— BEGIN —

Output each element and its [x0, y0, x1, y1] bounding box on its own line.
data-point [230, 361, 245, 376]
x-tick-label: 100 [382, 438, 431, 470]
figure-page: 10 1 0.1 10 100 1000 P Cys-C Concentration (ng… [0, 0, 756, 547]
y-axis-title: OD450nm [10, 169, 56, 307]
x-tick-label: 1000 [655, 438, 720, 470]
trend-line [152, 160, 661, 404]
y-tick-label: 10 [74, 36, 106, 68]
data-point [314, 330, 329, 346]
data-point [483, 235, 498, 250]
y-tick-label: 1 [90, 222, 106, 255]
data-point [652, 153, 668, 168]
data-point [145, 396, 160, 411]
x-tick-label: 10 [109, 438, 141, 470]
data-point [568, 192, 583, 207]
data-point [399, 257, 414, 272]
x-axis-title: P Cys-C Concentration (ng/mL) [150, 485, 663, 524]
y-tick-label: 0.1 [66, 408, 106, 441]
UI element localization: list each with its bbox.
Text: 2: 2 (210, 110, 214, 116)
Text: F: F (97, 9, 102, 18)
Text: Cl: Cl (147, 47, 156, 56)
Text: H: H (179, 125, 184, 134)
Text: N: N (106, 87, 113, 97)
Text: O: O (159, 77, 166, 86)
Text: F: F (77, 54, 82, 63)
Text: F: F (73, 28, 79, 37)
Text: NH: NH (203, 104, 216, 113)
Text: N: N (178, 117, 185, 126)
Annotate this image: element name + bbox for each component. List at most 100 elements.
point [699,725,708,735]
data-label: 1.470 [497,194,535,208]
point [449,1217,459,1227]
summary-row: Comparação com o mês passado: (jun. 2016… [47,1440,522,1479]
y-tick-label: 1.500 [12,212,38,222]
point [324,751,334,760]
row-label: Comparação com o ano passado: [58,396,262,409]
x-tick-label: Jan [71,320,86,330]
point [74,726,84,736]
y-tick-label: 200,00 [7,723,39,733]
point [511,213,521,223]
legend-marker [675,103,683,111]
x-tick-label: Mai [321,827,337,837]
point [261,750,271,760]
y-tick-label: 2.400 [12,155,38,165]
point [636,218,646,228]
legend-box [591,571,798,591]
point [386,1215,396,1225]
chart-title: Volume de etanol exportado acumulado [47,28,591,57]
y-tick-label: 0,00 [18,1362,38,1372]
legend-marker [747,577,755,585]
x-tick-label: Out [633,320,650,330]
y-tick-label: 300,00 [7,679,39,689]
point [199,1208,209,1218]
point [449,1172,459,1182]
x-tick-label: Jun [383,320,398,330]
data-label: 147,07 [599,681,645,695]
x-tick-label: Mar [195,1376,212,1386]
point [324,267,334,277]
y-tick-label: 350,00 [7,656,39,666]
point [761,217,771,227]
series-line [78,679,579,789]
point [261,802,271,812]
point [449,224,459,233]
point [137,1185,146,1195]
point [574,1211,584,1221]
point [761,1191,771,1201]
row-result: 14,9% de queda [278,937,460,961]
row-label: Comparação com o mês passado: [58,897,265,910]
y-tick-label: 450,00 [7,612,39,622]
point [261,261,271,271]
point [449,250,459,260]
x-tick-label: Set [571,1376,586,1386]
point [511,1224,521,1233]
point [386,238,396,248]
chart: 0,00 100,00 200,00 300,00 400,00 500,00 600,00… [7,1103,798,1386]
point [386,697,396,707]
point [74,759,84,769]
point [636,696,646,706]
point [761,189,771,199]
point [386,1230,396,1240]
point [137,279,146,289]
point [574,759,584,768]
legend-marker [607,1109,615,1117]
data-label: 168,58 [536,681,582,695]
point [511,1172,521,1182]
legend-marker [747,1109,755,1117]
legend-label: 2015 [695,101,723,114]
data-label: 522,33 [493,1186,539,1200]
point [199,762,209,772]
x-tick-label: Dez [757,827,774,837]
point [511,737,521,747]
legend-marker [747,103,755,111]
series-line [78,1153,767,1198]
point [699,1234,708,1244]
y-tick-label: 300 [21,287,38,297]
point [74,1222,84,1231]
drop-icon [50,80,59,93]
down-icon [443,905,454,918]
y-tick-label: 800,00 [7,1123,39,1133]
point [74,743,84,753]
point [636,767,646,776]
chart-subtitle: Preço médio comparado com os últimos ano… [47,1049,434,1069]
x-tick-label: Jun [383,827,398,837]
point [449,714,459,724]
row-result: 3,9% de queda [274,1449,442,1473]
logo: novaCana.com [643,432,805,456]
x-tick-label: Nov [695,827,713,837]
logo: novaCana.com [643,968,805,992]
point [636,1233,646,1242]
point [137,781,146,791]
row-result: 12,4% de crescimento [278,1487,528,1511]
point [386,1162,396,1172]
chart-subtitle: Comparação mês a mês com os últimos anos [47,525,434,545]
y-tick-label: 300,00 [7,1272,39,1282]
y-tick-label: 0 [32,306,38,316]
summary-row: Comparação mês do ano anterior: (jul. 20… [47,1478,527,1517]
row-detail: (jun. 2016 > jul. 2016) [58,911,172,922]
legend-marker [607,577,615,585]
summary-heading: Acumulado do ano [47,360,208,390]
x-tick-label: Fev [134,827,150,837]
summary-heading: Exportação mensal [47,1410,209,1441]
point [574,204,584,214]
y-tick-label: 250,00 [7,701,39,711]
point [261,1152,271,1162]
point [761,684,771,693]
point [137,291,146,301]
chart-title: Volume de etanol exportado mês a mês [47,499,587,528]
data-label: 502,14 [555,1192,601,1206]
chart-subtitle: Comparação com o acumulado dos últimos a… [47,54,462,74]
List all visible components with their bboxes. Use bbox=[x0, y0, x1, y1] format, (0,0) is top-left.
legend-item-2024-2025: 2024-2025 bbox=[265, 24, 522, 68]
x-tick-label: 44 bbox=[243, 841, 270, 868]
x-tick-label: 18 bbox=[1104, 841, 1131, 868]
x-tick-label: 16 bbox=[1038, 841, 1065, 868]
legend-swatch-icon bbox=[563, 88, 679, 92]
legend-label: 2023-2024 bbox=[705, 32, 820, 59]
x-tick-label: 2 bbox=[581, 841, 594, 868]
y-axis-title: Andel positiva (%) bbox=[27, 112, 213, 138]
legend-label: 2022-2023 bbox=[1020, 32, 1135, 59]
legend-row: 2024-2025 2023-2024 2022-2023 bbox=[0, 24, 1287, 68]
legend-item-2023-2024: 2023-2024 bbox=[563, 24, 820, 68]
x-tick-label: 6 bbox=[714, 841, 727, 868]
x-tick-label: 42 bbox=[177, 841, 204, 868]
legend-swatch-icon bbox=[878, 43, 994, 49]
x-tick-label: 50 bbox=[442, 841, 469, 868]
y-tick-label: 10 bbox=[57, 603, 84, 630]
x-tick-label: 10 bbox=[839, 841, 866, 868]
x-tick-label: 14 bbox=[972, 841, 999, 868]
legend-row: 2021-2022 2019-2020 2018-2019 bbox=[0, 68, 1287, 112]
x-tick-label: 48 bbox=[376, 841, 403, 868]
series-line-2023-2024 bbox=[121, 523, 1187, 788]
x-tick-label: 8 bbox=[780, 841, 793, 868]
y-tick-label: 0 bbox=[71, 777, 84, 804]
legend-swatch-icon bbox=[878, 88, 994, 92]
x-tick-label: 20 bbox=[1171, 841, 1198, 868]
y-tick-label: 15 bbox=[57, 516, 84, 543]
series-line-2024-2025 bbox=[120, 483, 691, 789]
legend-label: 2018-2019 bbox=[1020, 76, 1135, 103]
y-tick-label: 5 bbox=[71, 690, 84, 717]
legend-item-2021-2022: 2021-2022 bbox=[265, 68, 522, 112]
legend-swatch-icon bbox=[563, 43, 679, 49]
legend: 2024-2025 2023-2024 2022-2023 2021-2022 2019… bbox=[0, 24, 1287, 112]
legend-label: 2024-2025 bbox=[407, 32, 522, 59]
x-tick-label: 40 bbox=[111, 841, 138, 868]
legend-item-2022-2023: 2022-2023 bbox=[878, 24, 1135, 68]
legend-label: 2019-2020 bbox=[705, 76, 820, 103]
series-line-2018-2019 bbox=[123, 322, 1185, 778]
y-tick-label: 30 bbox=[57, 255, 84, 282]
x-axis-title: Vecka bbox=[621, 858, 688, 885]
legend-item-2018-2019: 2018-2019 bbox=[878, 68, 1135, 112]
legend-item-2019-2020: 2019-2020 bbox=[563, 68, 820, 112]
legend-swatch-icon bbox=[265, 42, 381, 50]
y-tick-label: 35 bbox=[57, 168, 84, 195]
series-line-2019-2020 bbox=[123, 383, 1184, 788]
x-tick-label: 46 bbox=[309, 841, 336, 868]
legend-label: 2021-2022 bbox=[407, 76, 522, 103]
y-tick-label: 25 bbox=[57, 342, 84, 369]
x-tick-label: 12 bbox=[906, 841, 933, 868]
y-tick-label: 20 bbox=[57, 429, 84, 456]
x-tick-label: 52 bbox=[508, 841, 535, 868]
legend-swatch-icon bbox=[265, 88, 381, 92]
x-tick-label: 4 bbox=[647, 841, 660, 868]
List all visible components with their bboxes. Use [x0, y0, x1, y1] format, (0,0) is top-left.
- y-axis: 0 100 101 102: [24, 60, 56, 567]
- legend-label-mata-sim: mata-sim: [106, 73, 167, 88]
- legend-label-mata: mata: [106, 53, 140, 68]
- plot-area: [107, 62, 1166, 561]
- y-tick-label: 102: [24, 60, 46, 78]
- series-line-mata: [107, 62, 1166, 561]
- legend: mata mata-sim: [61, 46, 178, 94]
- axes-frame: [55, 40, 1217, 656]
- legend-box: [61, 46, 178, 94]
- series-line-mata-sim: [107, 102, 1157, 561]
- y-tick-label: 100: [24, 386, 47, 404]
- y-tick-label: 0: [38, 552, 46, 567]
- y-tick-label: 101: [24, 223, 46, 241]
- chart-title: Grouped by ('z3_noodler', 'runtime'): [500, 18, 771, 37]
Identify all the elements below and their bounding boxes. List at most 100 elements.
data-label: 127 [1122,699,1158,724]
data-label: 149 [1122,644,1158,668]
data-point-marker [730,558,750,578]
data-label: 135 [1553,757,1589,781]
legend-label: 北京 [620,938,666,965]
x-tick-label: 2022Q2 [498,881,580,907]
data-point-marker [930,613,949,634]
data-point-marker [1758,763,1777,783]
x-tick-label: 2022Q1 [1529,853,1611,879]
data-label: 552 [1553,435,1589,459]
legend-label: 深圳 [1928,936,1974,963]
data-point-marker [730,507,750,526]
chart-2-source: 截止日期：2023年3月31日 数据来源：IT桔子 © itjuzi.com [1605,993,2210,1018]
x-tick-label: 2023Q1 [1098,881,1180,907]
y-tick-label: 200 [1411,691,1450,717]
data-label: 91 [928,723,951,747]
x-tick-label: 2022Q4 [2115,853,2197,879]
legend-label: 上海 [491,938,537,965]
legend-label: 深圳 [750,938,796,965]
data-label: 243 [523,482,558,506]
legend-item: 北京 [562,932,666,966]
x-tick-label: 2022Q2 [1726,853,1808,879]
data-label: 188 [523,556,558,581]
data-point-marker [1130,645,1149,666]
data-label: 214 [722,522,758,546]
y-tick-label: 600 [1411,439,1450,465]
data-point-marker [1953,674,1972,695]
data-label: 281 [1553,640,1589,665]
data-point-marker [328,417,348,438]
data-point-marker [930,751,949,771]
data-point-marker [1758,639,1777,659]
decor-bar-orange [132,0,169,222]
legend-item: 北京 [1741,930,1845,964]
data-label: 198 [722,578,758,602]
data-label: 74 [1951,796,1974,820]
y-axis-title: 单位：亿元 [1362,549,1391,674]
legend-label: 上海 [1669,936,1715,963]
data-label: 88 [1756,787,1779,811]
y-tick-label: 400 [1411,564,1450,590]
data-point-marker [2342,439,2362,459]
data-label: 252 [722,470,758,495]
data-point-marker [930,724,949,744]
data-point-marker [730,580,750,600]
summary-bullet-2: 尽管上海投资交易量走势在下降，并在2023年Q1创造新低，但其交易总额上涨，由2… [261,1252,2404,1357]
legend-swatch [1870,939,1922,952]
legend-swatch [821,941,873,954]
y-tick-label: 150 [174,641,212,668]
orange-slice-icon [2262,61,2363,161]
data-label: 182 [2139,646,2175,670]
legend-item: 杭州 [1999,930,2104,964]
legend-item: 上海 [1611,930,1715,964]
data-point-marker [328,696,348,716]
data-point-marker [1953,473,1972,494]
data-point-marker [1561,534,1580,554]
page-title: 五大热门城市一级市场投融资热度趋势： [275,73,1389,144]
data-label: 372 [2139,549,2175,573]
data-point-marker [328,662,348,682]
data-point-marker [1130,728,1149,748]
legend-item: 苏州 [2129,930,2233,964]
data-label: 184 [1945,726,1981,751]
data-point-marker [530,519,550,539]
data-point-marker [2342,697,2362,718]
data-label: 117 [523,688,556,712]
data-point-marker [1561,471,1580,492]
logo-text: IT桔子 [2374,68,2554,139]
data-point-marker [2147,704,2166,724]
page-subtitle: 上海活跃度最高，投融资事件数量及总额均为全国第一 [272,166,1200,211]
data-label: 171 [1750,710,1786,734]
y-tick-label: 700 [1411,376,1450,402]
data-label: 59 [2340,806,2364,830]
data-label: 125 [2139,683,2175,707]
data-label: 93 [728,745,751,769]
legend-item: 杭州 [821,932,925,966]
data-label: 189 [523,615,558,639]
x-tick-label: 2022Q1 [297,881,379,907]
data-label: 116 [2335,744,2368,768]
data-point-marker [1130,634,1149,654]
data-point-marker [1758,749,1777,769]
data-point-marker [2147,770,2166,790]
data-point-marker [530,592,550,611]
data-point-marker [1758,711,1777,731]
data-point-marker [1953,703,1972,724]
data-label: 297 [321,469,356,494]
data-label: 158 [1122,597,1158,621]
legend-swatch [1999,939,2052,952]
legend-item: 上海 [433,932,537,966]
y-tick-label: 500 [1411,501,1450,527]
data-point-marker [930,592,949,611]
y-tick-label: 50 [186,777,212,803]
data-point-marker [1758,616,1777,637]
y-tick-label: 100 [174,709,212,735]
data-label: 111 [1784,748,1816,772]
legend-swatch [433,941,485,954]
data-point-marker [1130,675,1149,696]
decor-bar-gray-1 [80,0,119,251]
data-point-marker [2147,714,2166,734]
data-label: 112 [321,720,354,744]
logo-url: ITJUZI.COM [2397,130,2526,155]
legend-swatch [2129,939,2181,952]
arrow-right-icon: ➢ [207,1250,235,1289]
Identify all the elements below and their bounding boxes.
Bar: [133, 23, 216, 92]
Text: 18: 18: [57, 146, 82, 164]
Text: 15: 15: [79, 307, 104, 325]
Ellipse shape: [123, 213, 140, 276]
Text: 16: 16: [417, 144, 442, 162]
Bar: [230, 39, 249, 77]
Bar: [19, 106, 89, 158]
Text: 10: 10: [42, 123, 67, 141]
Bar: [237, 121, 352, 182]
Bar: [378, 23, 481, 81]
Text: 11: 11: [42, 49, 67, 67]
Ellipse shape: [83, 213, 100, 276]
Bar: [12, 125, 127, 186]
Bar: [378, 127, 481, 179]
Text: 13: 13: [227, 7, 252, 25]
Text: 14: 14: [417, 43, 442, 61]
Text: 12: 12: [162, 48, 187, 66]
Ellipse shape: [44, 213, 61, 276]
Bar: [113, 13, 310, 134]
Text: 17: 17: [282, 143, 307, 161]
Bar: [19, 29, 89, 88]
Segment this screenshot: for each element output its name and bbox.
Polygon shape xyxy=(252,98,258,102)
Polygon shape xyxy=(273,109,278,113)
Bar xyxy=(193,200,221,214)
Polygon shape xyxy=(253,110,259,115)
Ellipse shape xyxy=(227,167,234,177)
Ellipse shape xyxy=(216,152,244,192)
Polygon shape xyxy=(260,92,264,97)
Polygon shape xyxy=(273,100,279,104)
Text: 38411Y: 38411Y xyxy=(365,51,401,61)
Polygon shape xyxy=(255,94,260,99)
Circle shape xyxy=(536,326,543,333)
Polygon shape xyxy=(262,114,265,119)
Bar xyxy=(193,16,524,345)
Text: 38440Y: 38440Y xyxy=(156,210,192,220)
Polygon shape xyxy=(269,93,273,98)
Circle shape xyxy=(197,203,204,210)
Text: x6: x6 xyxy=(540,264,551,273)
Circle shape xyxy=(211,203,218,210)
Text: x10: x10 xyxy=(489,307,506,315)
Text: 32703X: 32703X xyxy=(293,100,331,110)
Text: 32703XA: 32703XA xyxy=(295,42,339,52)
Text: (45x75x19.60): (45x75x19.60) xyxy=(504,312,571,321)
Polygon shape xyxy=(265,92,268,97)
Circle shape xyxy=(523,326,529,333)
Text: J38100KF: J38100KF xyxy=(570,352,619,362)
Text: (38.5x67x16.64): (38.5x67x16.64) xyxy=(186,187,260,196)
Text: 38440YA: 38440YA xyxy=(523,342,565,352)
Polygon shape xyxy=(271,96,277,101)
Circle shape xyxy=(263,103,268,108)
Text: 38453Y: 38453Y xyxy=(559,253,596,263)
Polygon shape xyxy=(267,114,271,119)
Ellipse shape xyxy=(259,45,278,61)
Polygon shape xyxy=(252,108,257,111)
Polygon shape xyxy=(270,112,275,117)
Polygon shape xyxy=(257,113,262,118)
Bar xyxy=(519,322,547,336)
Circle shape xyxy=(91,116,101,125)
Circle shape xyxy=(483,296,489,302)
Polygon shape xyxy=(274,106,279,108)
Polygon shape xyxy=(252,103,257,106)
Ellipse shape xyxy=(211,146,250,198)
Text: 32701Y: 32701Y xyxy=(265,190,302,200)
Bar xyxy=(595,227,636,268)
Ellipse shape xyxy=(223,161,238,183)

— END —

### Problem details
Collect every line in the material above that contains the word "exportado". Case counts.

### Exercise output
chart-title: Volume de etanol exportado acumulado [47,28,591,57]
chart-title: Volume de etanol exportado mês a mês [47,499,587,528]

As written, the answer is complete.